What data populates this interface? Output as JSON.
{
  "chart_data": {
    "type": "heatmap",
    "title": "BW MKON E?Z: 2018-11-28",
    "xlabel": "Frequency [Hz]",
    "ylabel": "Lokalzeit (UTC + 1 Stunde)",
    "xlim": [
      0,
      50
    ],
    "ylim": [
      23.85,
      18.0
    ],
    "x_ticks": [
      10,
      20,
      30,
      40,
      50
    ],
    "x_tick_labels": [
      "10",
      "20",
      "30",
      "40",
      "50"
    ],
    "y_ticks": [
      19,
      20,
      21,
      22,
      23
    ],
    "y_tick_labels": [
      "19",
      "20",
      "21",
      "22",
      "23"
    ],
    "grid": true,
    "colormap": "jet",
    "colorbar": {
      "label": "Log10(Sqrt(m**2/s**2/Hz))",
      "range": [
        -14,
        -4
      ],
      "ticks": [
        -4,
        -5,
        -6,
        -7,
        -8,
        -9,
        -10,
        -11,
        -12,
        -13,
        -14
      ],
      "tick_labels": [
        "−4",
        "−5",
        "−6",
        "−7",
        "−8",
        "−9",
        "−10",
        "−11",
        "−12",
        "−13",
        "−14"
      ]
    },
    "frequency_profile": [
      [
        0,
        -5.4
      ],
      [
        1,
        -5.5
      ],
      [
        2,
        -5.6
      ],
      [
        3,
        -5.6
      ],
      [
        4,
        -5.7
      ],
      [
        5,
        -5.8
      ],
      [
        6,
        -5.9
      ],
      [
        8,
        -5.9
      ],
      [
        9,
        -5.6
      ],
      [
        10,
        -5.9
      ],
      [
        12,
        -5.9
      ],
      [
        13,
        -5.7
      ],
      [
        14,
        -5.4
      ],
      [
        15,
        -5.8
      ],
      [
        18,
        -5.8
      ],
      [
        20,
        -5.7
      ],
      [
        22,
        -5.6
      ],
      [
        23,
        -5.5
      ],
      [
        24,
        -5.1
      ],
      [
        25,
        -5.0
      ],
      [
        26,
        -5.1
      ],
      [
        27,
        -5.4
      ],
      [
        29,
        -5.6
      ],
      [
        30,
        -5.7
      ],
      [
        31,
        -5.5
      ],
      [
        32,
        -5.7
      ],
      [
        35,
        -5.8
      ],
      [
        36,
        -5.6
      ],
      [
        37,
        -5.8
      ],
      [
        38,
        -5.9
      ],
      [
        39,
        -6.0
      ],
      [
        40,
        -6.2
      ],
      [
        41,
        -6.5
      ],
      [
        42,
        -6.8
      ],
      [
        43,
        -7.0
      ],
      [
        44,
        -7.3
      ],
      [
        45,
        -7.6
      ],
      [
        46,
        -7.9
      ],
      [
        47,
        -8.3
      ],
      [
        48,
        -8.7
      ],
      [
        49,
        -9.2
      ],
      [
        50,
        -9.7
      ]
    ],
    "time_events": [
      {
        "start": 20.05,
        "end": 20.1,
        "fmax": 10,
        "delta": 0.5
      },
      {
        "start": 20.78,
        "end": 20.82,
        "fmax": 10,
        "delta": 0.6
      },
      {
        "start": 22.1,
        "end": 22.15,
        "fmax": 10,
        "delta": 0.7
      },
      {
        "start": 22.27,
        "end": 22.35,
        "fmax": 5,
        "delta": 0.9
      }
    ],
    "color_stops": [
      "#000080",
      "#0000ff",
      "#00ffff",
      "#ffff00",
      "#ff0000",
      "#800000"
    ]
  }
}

******************************

#### [WHAT YOU SHOULD DO]
Return the entries above exactly, each one complete.

#### [FINISHED TASK]
What data populates this interface? Output as JSON.
{
  "chart_data": {
    "type": "heatmap",
    "title": "BW MKON E?Z: 2018-11-28",
    "xlabel": "Frequency [Hz]",
    "ylabel": "Lokalzeit (UTC + 1 Stunde)",
    "xlim": [
      0,
      50
    ],
    "ylim": [
      23.85,
      18.0
    ],
    "x_ticks": [
      10,
      20,
      30,
      40,
      50
    ],
    "x_tick_labels": [
      "10",
      "20",
      "30",
      "40",
      "50"
    ],
    "y_ticks": [
      19,
      20,
      21,
      22,
      23
    ],
    "y_tick_labels": [
      "19",
      "20",
      "21",
      "22",
      "23"
    ],
    "grid": true,
    "colormap": "jet",
    "colorbar": {
      "label": "Log10(Sqrt(m**2/s**2/Hz))",
      "range": [
        -14,
        -4
      ],
      "ticks": [
        -4,
        -5,
        -6,
        -7,
        -8,
        -9,
        -10,
        -11,
        -12,
        -13,
        -14
      ],
      "tick_labels": [
        "−4",
        "−5",
        "−6",
        "−7",
        "−8",
        "−9",
        "−10",
        "−11",
        "−12",
        "−13",
        "−14"
      ]
    },
    "frequency_profile": [
      [
        0,
        -5.4
      ],
      [
        1,
        -5.5
      ],
      [
        2,
        -5.6
      ],
      [
        3,
        -5.6
      ],
      [
        4,
        -5.7
      ],
      [
        5,
        -5.8
      ],
      [
        6,
        -5.9
      ],
      [
        8,
        -5.9
      ],
      [
        9,
        -5.6
      ],
      [
        10,
        -5.9
      ],
      [
        12,
        -5.9
      ],
      [
        13,
        -5.7
      ],
      [
        14,
        -5.4
      ],
      [
        15,
        -5.8
      ],
      [
        18,
        -5.8
      ],
      [
        20,
        -5.7
      ],
      [
        22,
        -5.6
      ],
      [
        23,
        -5.5
      ],
      [
        24,
        -5.1
      ],
      [
        25,
        -5.0
      ],
      [
        26,
        -5.1
      ],
      [
        27,
        -5.4
      ],
      [
        29,
        -5.6
      ],
      [
        30,
        -5.7
      ],
      [
        31,
        -5.5
      ],
      [
        32,
        -5.7
      ],
      [
        35,
        -5.8
      ],
      [
        36,
        -5.6
      ],
      [
        37,
        -5.8
      ],
      [
        38,
        -5.9
      ],
      [
        39,
        -6.0
      ],
      [
        40,
        -6.2
      ],
      [
        41,
        -6.5
      ],
      [
        42,
        -6.8
      ],
      [
        43,
        -7.0
      ],
      [
        44,
        -7.3
      ],
      [
        45,
        -7.6
      ],
      [
        46,
        -7.9
      ],
      [
        47,
        -8.3
      ],
      [
        48,
        -8.7
      ],
      [
        49,
        -9.2
      ],
      [
        50,
        -9.7
      ]
    ],
    "time_events": [
      {
        "start": 20.05,
        "end": 20.1,
        "fmax": 10,
        "delta": 0.5
      },
      {
        "start": 20.78,
        "end": 20.82,
        "fmax": 10,
        "delta": 0.6
      },
      {
        "start": 22.1,
        "end": 22.15,
        "fmax": 10,
        "delta": 0.7
      },
      {
        "start": 22.27,
        "end": 22.35,
        "fmax": 5,
        "delta": 0.9
      }
    ],
    "color_stops": [
      "#000080",
      "#0000ff",
      "#00ffff",
      "#ffff00",
      "#ff0000",
      "#800000"
    ]
  }
}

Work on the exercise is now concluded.